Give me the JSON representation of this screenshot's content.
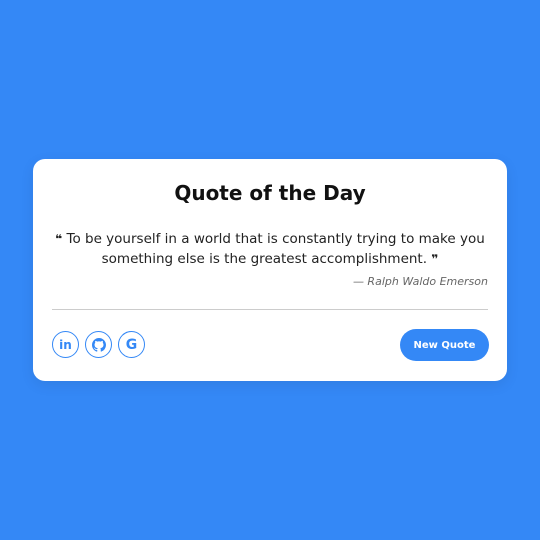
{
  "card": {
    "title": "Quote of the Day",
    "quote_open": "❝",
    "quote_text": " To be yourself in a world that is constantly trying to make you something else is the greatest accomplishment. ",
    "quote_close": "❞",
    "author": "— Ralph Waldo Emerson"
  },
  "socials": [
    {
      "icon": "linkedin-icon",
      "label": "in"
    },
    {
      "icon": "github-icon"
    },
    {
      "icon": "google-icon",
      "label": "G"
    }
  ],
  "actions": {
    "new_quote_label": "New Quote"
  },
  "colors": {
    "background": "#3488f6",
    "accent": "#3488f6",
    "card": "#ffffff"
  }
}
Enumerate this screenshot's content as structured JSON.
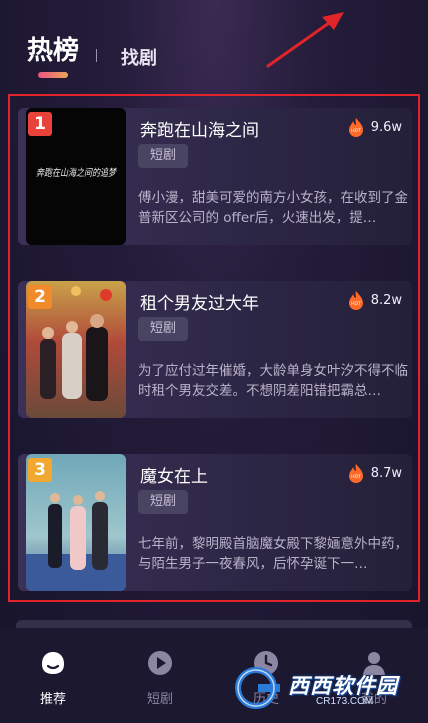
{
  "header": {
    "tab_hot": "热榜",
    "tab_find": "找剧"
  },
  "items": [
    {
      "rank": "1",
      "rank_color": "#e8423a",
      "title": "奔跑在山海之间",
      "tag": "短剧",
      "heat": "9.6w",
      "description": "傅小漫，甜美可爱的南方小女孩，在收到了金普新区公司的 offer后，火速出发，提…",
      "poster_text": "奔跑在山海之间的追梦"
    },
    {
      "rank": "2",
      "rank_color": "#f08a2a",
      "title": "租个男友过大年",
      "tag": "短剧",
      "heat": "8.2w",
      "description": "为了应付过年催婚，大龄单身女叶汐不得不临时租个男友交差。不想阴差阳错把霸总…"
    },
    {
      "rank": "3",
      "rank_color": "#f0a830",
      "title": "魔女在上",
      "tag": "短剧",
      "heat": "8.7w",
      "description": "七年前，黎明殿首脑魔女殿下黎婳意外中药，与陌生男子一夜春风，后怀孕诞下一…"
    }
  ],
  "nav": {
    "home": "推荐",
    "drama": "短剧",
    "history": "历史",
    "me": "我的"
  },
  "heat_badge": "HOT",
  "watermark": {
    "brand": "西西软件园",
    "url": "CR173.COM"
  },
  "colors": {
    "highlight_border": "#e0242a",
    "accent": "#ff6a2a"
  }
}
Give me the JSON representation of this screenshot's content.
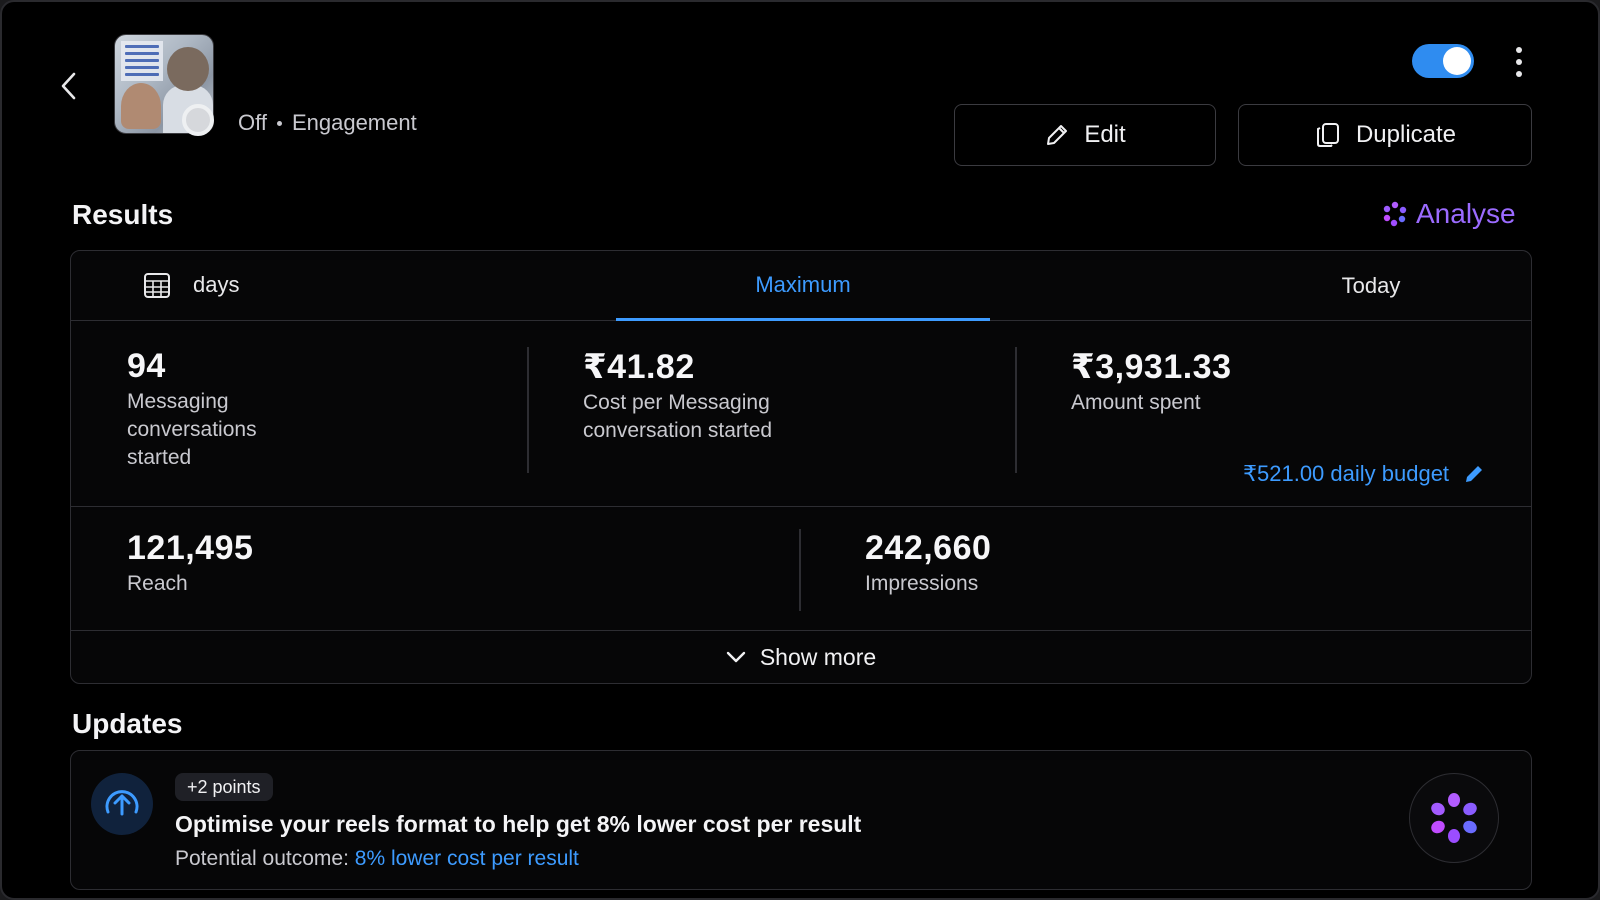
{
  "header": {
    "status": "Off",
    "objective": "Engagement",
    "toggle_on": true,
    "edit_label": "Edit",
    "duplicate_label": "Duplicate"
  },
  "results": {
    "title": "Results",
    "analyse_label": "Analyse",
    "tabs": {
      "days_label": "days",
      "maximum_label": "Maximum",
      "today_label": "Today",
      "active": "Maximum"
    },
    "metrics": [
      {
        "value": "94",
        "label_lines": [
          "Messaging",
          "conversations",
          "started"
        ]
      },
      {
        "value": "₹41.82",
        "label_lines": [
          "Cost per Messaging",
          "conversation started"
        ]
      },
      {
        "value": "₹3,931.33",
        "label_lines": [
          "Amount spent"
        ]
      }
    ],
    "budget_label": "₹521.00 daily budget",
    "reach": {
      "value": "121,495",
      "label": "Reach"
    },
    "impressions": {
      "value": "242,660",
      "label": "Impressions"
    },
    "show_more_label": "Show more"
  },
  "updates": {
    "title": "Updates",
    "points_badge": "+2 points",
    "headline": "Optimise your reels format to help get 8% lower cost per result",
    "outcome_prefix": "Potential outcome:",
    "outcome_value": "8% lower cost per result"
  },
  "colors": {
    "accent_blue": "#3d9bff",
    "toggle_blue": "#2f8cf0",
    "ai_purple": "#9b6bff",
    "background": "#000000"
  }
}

PROBLEM TO SOLVE ::
Keep every word of the data as it is when you write it out, but drop the pictures.

COMPLETE ANSWER ::
Give me the JSON representation of this screenshot's content.
{
  "card": {
    "title": "Quote of the Day",
    "quote_open": "❝",
    "quote_text": " To be yourself in a world that is constantly trying to make you something else is the greatest accomplishment. ",
    "quote_close": "❞",
    "author": "— Ralph Waldo Emerson"
  },
  "socials": [
    {
      "icon": "linkedin-icon",
      "label": "in"
    },
    {
      "icon": "github-icon"
    },
    {
      "icon": "google-icon",
      "label": "G"
    }
  ],
  "actions": {
    "new_quote_label": "New Quote"
  },
  "colors": {
    "background": "#3488f6",
    "accent": "#3488f6",
    "card": "#ffffff"
  }
}
Enumerate this screenshot's content as structured JSON.
{
  "header": {
    "tab_hot": "热榜",
    "tab_find": "找剧"
  },
  "items": [
    {
      "rank": "1",
      "rank_color": "#e8423a",
      "title": "奔跑在山海之间",
      "tag": "短剧",
      "heat": "9.6w",
      "description": "傅小漫，甜美可爱的南方小女孩，在收到了金普新区公司的 offer后，火速出发，提…",
      "poster_text": "奔跑在山海之间的追梦"
    },
    {
      "rank": "2",
      "rank_color": "#f08a2a",
      "title": "租个男友过大年",
      "tag": "短剧",
      "heat": "8.2w",
      "description": "为了应付过年催婚，大龄单身女叶汐不得不临时租个男友交差。不想阴差阳错把霸总…"
    },
    {
      "rank": "3",
      "rank_color": "#f0a830",
      "title": "魔女在上",
      "tag": "短剧",
      "heat": "8.7w",
      "description": "七年前，黎明殿首脑魔女殿下黎婳意外中药，与陌生男子一夜春风，后怀孕诞下一…"
    }
  ],
  "nav": {
    "home": "推荐",
    "drama": "短剧",
    "history": "历史",
    "me": "我的"
  },
  "heat_badge": "HOT",
  "watermark": {
    "brand": "西西软件园",
    "url": "CR173.COM"
  },
  "colors": {
    "highlight_border": "#e0242a",
    "accent": "#ff6a2a"
  }
}
Give me the JSON representation of this screenshot's content.
{
  "header": {
    "status": "Off",
    "objective": "Engagement",
    "toggle_on": true,
    "edit_label": "Edit",
    "duplicate_label": "Duplicate"
  },
  "results": {
    "title": "Results",
    "analyse_label": "Analyse",
    "tabs": {
      "days_label": "days",
      "maximum_label": "Maximum",
      "today_label": "Today",
      "active": "Maximum"
    },
    "metrics": [
      {
        "value": "94",
        "label_lines": [
          "Messaging",
          "conversations",
          "started"
        ]
      },
      {
        "value": "₹41.82",
        "label_lines": [
          "Cost per Messaging",
          "conversation started"
        ]
      },
      {
        "value": "₹3,931.33",
        "label_lines": [
          "Amount spent"
        ]
      }
    ],
    "budget_label": "₹521.00 daily budget",
    "reach": {
      "value": "121,495",
      "label": "Reach"
    },
    "impressions": {
      "value": "242,660",
      "label": "Impressions"
    },
    "show_more_label": "Show more"
  },
  "updates": {
    "title": "Updates",
    "points_badge": "+2 points",
    "headline": "Optimise your reels format to help get 8% lower cost per result",
    "outcome_prefix": "Potential outcome:",
    "outcome_value": "8% lower cost per result"
  },
  "colors": {
    "accent_blue": "#3d9bff",
    "toggle_blue": "#2f8cf0",
    "ai_purple": "#9b6bff",
    "background": "#000000"
  }
}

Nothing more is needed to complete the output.